◆ **Written task**
Report how many lines of the records below include the word "香川大学よさこい連風華". Give nothing but the number.

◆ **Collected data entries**
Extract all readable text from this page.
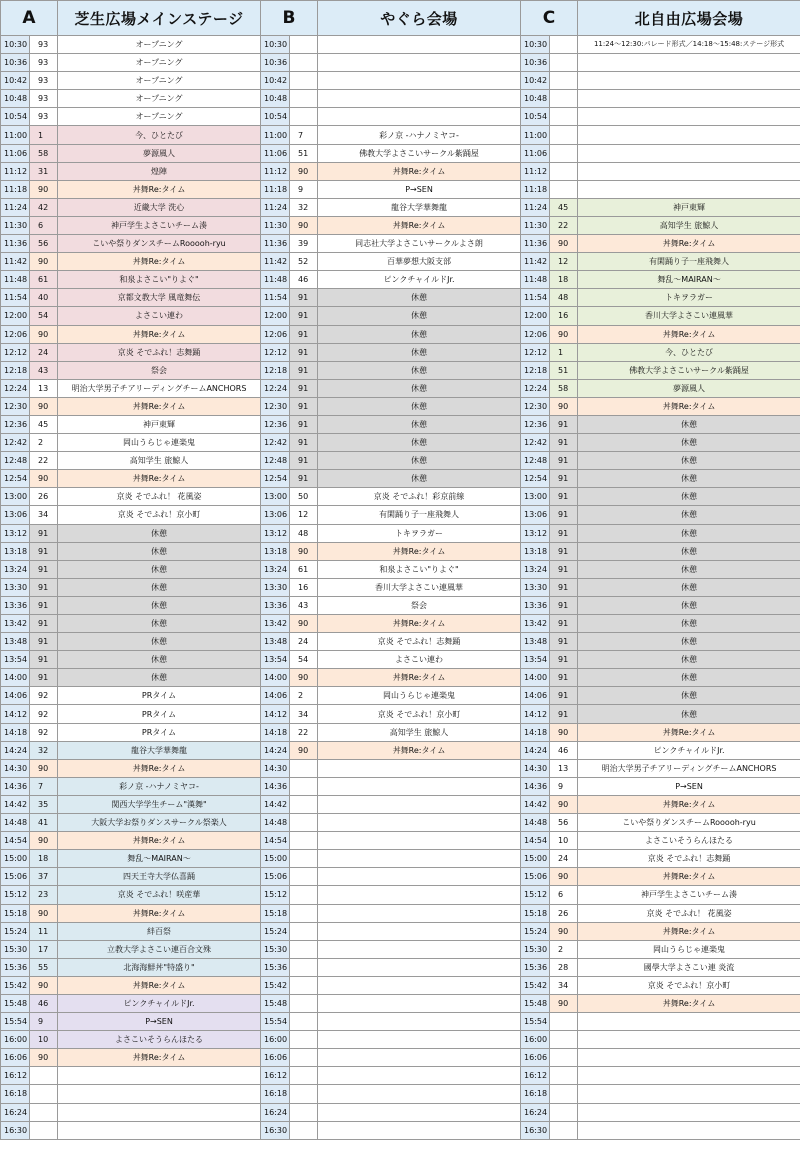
A		芝生広場メインステージ	B		やぐら会場	C		北自由広場会場
10:30	93	オープニング	10:30			10:30		11:24～12:30:パレード形式／14:18～15:48:ステージ形式
10:36	93	オープニング	10:36			10:36		
10:42	93	オープニング	10:42			10:42		
10:48	93	オープニング	10:48			10:48		
10:54	93	オープニング	10:54			10:54		
11:00	1	今、ひとたび	11:00	7	彩ノ京 -ハナノミヤコ-	11:00		
11:06	58	夢源風人	11:06	51	佛教大学よさこいサークル紫踊屋	11:06		
11:12	31	煌陣	11:12	90	丼舞Re:タイム	11:12		
11:18	90	丼舞Re:タイム	11:18	9	P→SEN	11:18		
11:24	42	近畿大学 洗心	11:24	32	龍谷大学華舞龍	11:24	45	神戸東輝
11:30	6	神戸学生よさこいチーム湊	11:30	90	丼舞Re:タイム	11:30	22	高知学生 旅鯨人
11:36	56	こいや祭りダンスチームRooooh-ryu	11:36	39	同志社大学よさこいサークルよさ朗	11:36	90	丼舞Re:タイム
11:42	90	丼舞Re:タイム	11:42	52	百華夢想大阪支部	11:42	12	有閑踊り子一座飛舞人
11:48	61	和泉よさこい"りよぐ"	11:48	46	ピンクチャイルドJr.	11:48	18	舞乱～MAIRAN～
11:54	40	京都文教大学 風竜舞伝	11:54	91	休憩	11:54	48	トキヲラガー
12:00	54	よさこい連わ	12:00	91	休憩	12:00	16	香川大学よさこい連風華
12:06	90	丼舞Re:タイム	12:06	91	休憩	12:06	90	丼舞Re:タイム
12:12	24	京炎 そでふれ！志舞踊	12:12	91	休憩	12:12	1	今、ひとたび
12:18	43	祭会	12:18	91	休憩	12:18	51	佛教大学よさこいサークル紫踊屋
12:24	13	明治大学男子チアリーディングチームANCHORS	12:24	91	休憩	12:24	58	夢源風人
12:30	90	丼舞Re:タイム	12:30	91	休憩	12:30	90	丼舞Re:タイム
12:36	45	神戸東輝	12:36	91	休憩	12:36	91	休憩
12:42	2	岡山うらじゃ連楽鬼	12:42	91	休憩	12:42	91	休憩
12:48	22	高知学生 旅鯨人	12:48	91	休憩	12:48	91	休憩
12:54	90	丼舞Re:タイム	12:54	91	休憩	12:54	91	休憩
13:00	26	京炎 そでふれ！ 花風姿	13:00	50	京炎 そでふれ！彩京前線	13:00	91	休憩
13:06	34	京炎 そでふれ！京小町	13:06	12	有閑踊り子一座飛舞人	13:06	91	休憩
13:12	91	休憩	13:12	48	トキヲラガー	13:12	91	休憩
13:18	91	休憩	13:18	90	丼舞Re:タイム	13:18	91	休憩
13:24	91	休憩	13:24	61	和泉よさこい"りよぐ"	13:24	91	休憩
13:30	91	休憩	13:30	16	香川大学よさこい連風華	13:30	91	休憩
13:36	91	休憩	13:36	43	祭会	13:36	91	休憩
13:42	91	休憩	13:42	90	丼舞Re:タイム	13:42	91	休憩
13:48	91	休憩	13:48	24	京炎 そでふれ！志舞踊	13:48	91	休憩
13:54	91	休憩	13:54	54	よさこい連わ	13:54	91	休憩
14:00	91	休憩	14:00	90	丼舞Re:タイム	14:00	91	休憩
14:06	92	PRタイム	14:06	2	岡山うらじゃ連楽鬼	14:06	91	休憩
14:12	92	PRタイム	14:12	34	京炎 そでふれ！京小町	14:12	91	休憩
14:18	92	PRタイム	14:18	22	高知学生 旅鯨人	14:18	90	丼舞Re:タイム
14:24	32	龍谷大学華舞龍	14:24	90	丼舞Re:タイム	14:24	46	ピンクチャイルドJr.
14:30	90	丼舞Re:タイム	14:30			14:30	13	明治大学男子チアリーディングチームANCHORS
14:36	7	彩ノ京 -ハナノミヤコ-	14:36			14:36	9	P→SEN
14:42	35	関西大学学生チーム"漢舞"	14:42			14:42	90	丼舞Re:タイム
14:48	41	大阪大学お祭りダンスサークル祭楽人	14:48			14:48	56	こいや祭りダンスチームRooooh-ryu
14:54	90	丼舞Re:タイム	14:54			14:54	10	よさこいそうらんほたる
15:00	18	舞乱～MAIRAN～	15:00			15:00	24	京炎 そでふれ！志舞踊
15:06	37	四天王寺大学仏喜踊	15:06			15:06	90	丼舞Re:タイム
15:12	23	京炎 そでふれ！咲産華	15:12			15:12	6	神戸学生よさこいチーム湊
15:18	90	丼舞Re:タイム	15:18			15:18	26	京炎 そでふれ！ 花風姿
15:24	11	絆百祭	15:24			15:24	90	丼舞Re:タイム
15:30	17	立教大学よさこい連百合文殊	15:30			15:30	2	岡山うらじゃ連楽鬼
15:36	55	北海海鮮丼"特盛り"	15:36			15:36	28	國學大学よさこい連 炎流
15:42	90	丼舞Re:タイム	15:42			15:42	34	京炎 そでふれ！京小町
15:48	46	ピンクチャイルドJr.	15:48			15:48	90	丼舞Re:タイム
15:54	9	P→SEN	15:54			15:54		
16:00	10	よさこいそうらんほたる	16:00			16:00		
16:06	90	丼舞Re:タイム	16:06			16:06		
16:12			16:12			16:12		
16:18			16:18			16:18		
16:24			16:24			16:24		
16:30			16:30			16:30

◆ **Response to this task**
2